_Source text:_

I read this phrase awhile back and I liked it alot.

I must become less so he can become more.

I like it because its a great way to picture what happens when we allow Christ to become God over our life. As we give up our rights and die to self, we fade away, our selfishness, pride and what not becomes less and less visible as we are transformed by the blood of the lamb to become more and more like him. We become less visible and he becomes more visible. 

Isn’t that simply  incredible?!

Now imagine someone who has not yet found her identity in Christ but rather is looking for it in people. She is driven to be recognized for what she is doing. She needs to feel needed. It looks good enough because she is serving others, she is giving of herself. Almost recklessly, she is involved in everything, she feels the need to take charge of more then she is capable of and trusts no one to do something without her help or direction. I can only imagine how exhausting this must be. When you’re around her you can feel her nervous energy. The calm peace of Christ seems to be missing. She is trying to be good enough. She is trying to meet human standards. What she desperately needs is to recognize that she is loved by Jesus exactly as she is. She doesn’t need to prove to anyone that she is good enough because if she looks to the Father she will realize that he loves and accepts her right now exactly as she is!

Sometimes the best way to help someone is to step back, do nothing and let the person that God has really called to this task to do it, because if we haven’t really been called to do it, we aren’t helping but rather we end up making a big mess out of things.

So think about it. Where do you find your identity?

If you find it in Christ thats awesome! You have found a freedom that can’t be described. You are not held captive by the world and its standards. You are FREE in the love of Christ and because of it he can work through you.

If you find it in people I’m here to tell you that you will never be good enough for them. You might please one person only to realize that you now don’t equal up to someone else’s standards. So stop. Please just stop.

Look to Jesus and the cross. He died for you! Thats how much he loves you. You don’t need to change anything before you come to him. Just come and let him change you. He knows you better then you know yourself so you definitely can’t surprise him. Just come as you are and let him blow you away with his incredible love. Let him fill you with his peace. Realize that his opinion of you is the only one that really matters.

Be blessed and let Jesus love you! 🙂

 

When Humility Becomes Pride

Yes. You read that correctly.

Is that even possible?

No. Technically it is not.

Yet, in our human state we somehow seem to often misinterpret pride for humility. (at least I do, in my own life.)

Pride is…

  1. a feeling that you respect yourself and deserve to be respected by other people.
  2. a feeling that you are more important or better then other people.

Thats the definition of pride by Miriam Webster.

Sounds rather prideful doesn’t it? 🙂

Basically, it means we’re feeling pretty full of ourselves, it means we are focused on self. Focused on me. Thinking about ME. It means we are giving the credit to ourselves instead of God, which is something I’d rather not be found guilty of.

_What is expected:_
From the devotional post above, write out everything from "I read this" down to "that simply  incredible?!", word for word.

Spatial annotation records
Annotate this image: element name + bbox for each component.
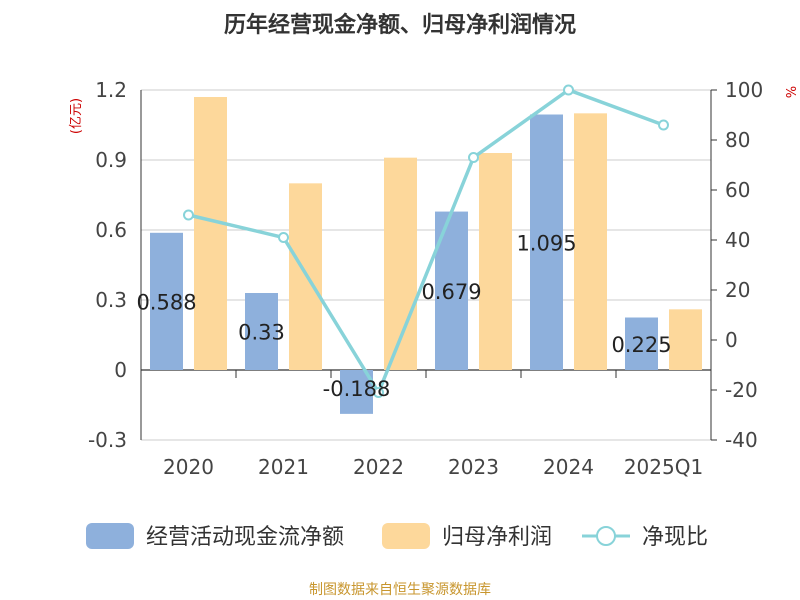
left-tick-label: 0.9	[95, 148, 127, 172]
x-tick-label: 2023	[448, 455, 499, 479]
right-axis-unit-label: %	[782, 86, 797, 98]
x-tick-label: 2025Q1	[624, 455, 703, 479]
left-tick-label: 1.2	[95, 78, 127, 102]
left-tick-label: 0	[114, 358, 127, 382]
axes: -0.3 0 0.3 0.6 0.9 1.2 -40 -20 0 20 40 60 80 100 2020 2…	[88, 78, 763, 479]
right-tick-label: 60	[725, 178, 750, 202]
right-tick-label: -20	[725, 378, 758, 402]
cashflow-bar	[245, 293, 278, 370]
ratio-point	[278, 232, 289, 243]
ratio-point	[563, 84, 574, 96]
data-labels: 0.588 0.33 -0.188 0.679 1.095 0.225	[136, 231, 671, 401]
right-tick-label: 100	[725, 78, 763, 102]
cashflow-bar	[530, 114, 563, 370]
bars	[150, 97, 702, 414]
x-tick-label: 2021	[258, 455, 309, 479]
legend-label: 归母净利润	[442, 525, 552, 550]
ratio-line	[183, 84, 669, 398]
source-note: 制图数据来自恒生聚源数据库	[309, 582, 491, 598]
ratio-point	[373, 387, 384, 398]
chart-title: 历年经营现金净额、归母净利润情况	[224, 12, 576, 38]
net-profit-bar	[479, 153, 512, 370]
legend-label: 经营活动现金流净额	[146, 525, 344, 550]
ratio-point	[183, 209, 194, 221]
ratio-line-path	[188, 88, 665, 397]
right-tick-label: 20	[725, 278, 750, 302]
legend-swatch	[86, 523, 134, 549]
left-tick-label: 0.3	[95, 288, 127, 312]
cashflow-bar	[625, 317, 658, 370]
right-tick-label: 0	[725, 328, 738, 352]
right-tick-label: 80	[725, 128, 750, 152]
left-axis-unit-label: (亿元)	[69, 98, 84, 134]
x-tick-label: 2020	[163, 455, 214, 479]
legend-marker	[596, 526, 616, 546]
legend-ratio: 净现比	[582, 525, 708, 550]
cashflow-data-label: 0.588	[136, 290, 196, 314]
ratio-point	[468, 152, 479, 163]
cashflow-data-label: 1.095	[516, 231, 576, 255]
right-tick-label: 40	[725, 228, 750, 252]
cashflow-data-label: 0.679	[421, 280, 481, 304]
cashflow-data-label: 0.225	[611, 333, 671, 357]
right-tick-label: -40	[725, 428, 758, 452]
x-tick-label: 2022	[353, 455, 404, 479]
left-tick-label: -0.3	[88, 428, 127, 452]
cashflow-bar	[150, 232, 183, 370]
net-profit-bar	[194, 97, 227, 370]
cashflow-data-label: -0.188	[323, 377, 391, 401]
net-profit-bar	[574, 113, 607, 370]
legend: 经营活动现金流净额 归母净利润 净现比	[86, 523, 708, 550]
cashflow-data-label: 0.33	[238, 321, 285, 345]
net-profit-bar	[669, 309, 702, 370]
legend-label: 净现比	[642, 525, 708, 550]
legend-swatch	[382, 523, 430, 549]
legend-cashflow: 经营活动现金流净额	[86, 523, 344, 550]
ratio-point	[658, 119, 669, 131]
legend-net-profit: 归母净利润	[382, 523, 552, 550]
x-tick-label: 2024	[543, 455, 594, 479]
left-tick-label: 0.6	[95, 218, 127, 242]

_Task response:_
I read this phrase awhile back and I liked it alot.

I must become less so he can become more.

I like it because its a great way to picture what happens when we allow Christ to become God over our life. As we give up our rights and die to self, we fade away, our selfishness, pride and what not becomes less and less visible as we are transformed by the blood of the lamb to become more and more like him. We become less visible and he becomes more visible. 

Isn’t that simply  incredible?!